_WHAT YOU WILL DO_:
Gather each line in the entries that includes the string "ADDITIONAL".

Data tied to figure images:
= = = = = = =

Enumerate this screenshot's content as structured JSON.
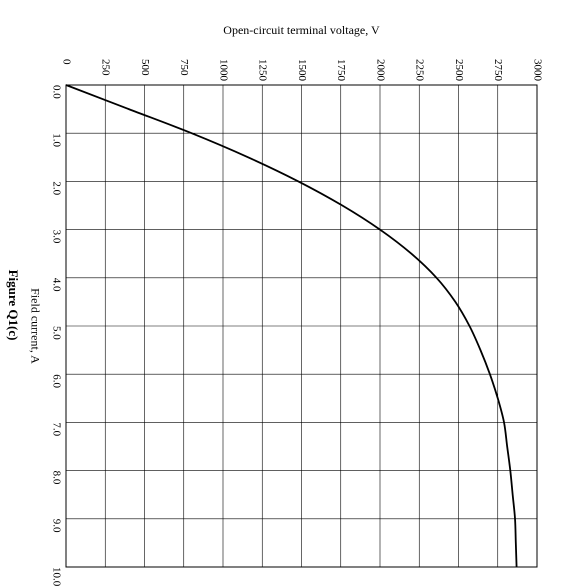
{
  "chart_data": {
    "type": "line",
    "orientation": "rotated",
    "xlabel": "Field current, A",
    "ylabel": "Open-circuit terminal voltage, V",
    "caption": "Figure Q1(c)",
    "xlim": [
      0,
      10
    ],
    "ylim": [
      0,
      3000
    ],
    "x_ticks": [
      "0.0",
      "1.0",
      "2.0",
      "3.0",
      "4.0",
      "5.0",
      "6.0",
      "7.0",
      "8.0",
      "9.0",
      "10.0"
    ],
    "y_ticks": [
      "0",
      "250",
      "500",
      "750",
      "1000",
      "1250",
      "1500",
      "1750",
      "2000",
      "2250",
      "2500",
      "2750",
      "3000"
    ],
    "grid": true,
    "series": [
      {
        "x": [
          0.0,
          0.5,
          1.0,
          1.5,
          2.0,
          2.5,
          3.0,
          3.5,
          4.0,
          4.5,
          5.0,
          5.5,
          6.0,
          6.5,
          7.0,
          7.5,
          8.0,
          8.5,
          9.0,
          9.5,
          10.0
        ],
        "y": [
          0,
          400,
          800,
          1160,
          1480,
          1760,
          2000,
          2200,
          2360,
          2480,
          2570,
          2640,
          2700,
          2750,
          2790,
          2810,
          2830,
          2845,
          2860,
          2865,
          2870
        ]
      }
    ]
  }
}
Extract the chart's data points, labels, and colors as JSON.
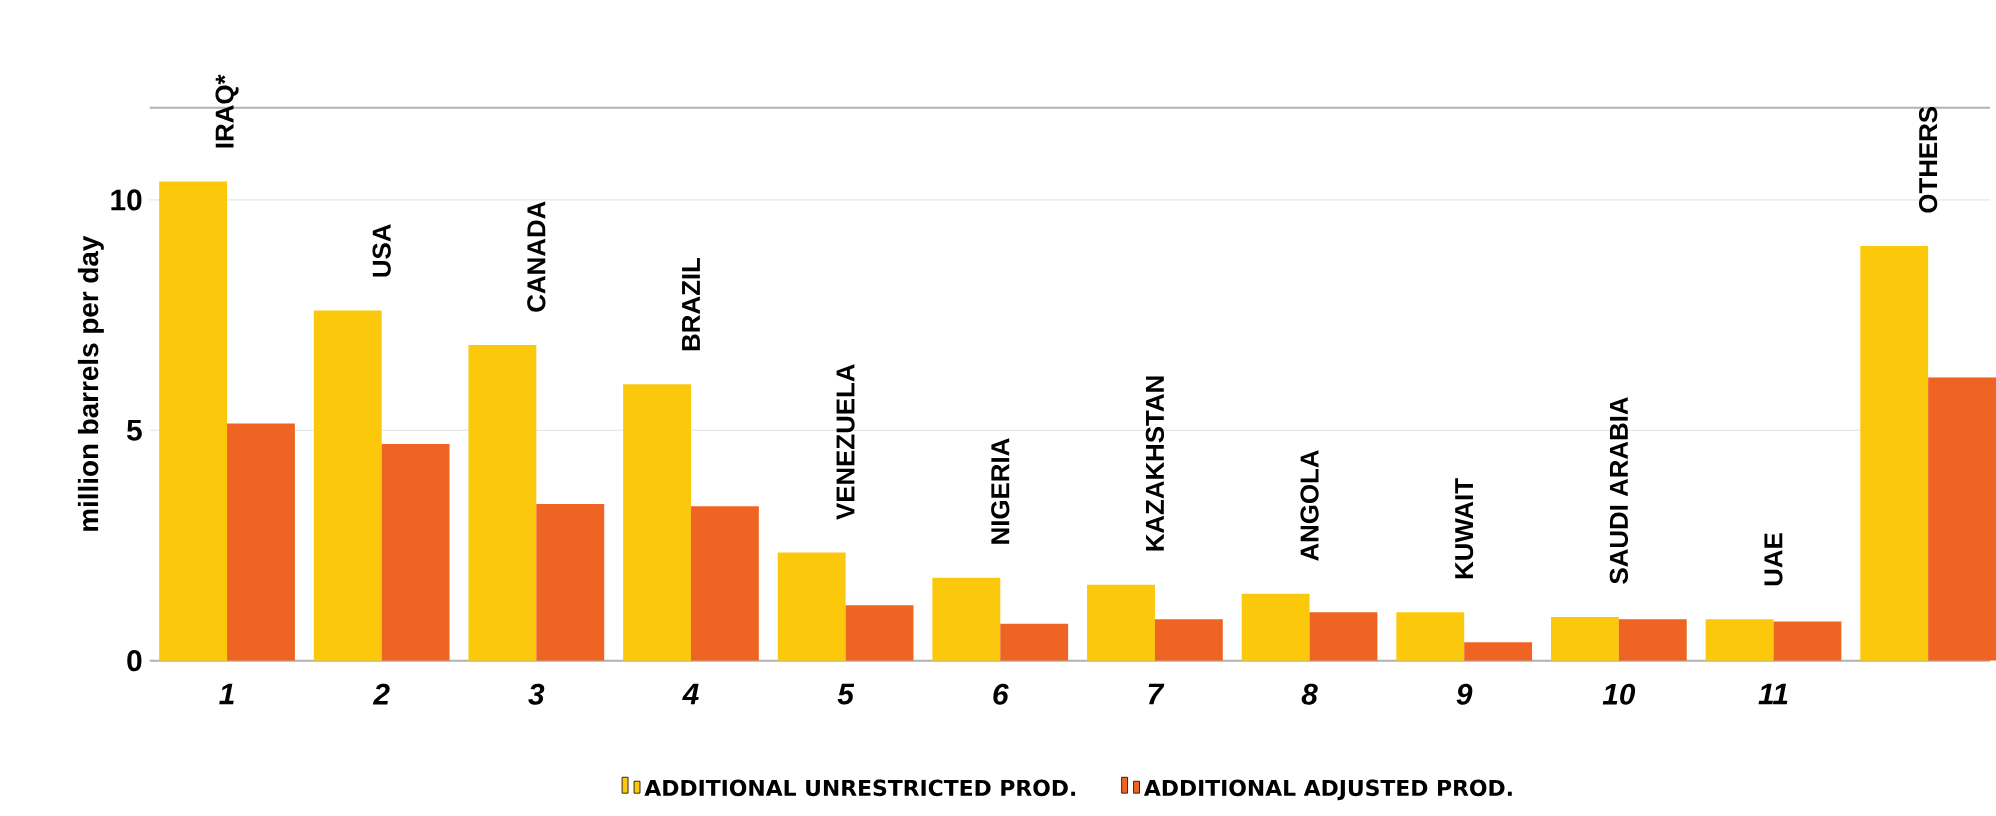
{
  "chart_data": {
    "type": "bar",
    "ylabel": "million barrels per day",
    "categories": [
      "IRAQ*",
      "USA",
      "CANADA",
      "BRAZIL",
      "VENEZUELA",
      "NIGERIA",
      "KAZAKHSTAN",
      "ANGOLA",
      "KUWAIT",
      "SAUDI ARABIA",
      "UAE",
      "OTHERS"
    ],
    "series": [
      {
        "name": "ADDITIONAL UNRESTRICTED PROD.",
        "color": "#fbc80c",
        "values": [
          10.4,
          7.6,
          6.85,
          6.0,
          2.35,
          1.8,
          1.65,
          1.45,
          1.05,
          0.95,
          0.9,
          9.0
        ]
      },
      {
        "name": "ADDITIONAL ADJUSTED PROD.",
        "color": "#ef6422",
        "values": [
          5.15,
          4.7,
          3.4,
          3.35,
          1.2,
          0.8,
          0.9,
          1.05,
          0.4,
          0.9,
          0.85,
          6.15
        ]
      }
    ],
    "annotations": [
      "1",
      "2",
      "3",
      "4",
      "5",
      "6",
      "7",
      "8",
      "9",
      "10",
      "11"
    ],
    "ylim": [
      0,
      12
    ],
    "yticks": [
      0,
      5,
      10
    ],
    "grid": "y",
    "legend": "bottom"
  }
}
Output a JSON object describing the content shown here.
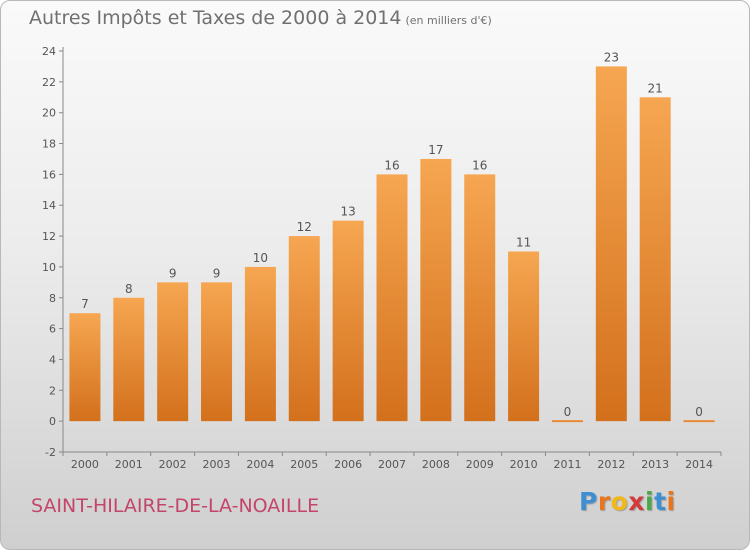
{
  "header": {
    "title": "Autres Impôts et Taxes de 2000 à 2014",
    "unit": "(en milliers d'€)"
  },
  "footer": {
    "commune": "SAINT-HILAIRE-DE-LA-NOAILLE",
    "logo_letters": [
      "P",
      "r",
      "o",
      "x",
      "i",
      "t",
      "i"
    ],
    "logo_colors": [
      "#3d8fd1",
      "#e8741e",
      "#f2b818",
      "#d33a3a",
      "#4aa84a",
      "#3d8fd1",
      "#e8741e"
    ]
  },
  "chart_data": {
    "type": "bar",
    "title": "Autres Impôts et Taxes de 2000 à 2014",
    "unit_label": "(en milliers d'€)",
    "xlabel": "",
    "ylabel": "",
    "categories": [
      "2000",
      "2001",
      "2002",
      "2003",
      "2004",
      "2005",
      "2006",
      "2007",
      "2008",
      "2009",
      "2010",
      "2011",
      "2012",
      "2013",
      "2014"
    ],
    "values": [
      7,
      8,
      9,
      9,
      10,
      12,
      13,
      16,
      17,
      16,
      11,
      0,
      23,
      21,
      0
    ],
    "ylim": [
      -2,
      24
    ],
    "yticks": [
      -2,
      0,
      2,
      4,
      6,
      8,
      10,
      12,
      14,
      16,
      18,
      20,
      22,
      24
    ],
    "grid": false,
    "legend": "none",
    "colors": {
      "bar_top": "#f6a651",
      "bar_bottom": "#d3701c",
      "zero_bar": "#e88a35",
      "axis": "#888888",
      "label": "#555555"
    }
  }
}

= = = = = = =

_ANSWER IN FULL_:
        "name": "ADDITIONAL UNRESTRICTED PROD.",
        "name": "ADDITIONAL ADJUSTED PROD.",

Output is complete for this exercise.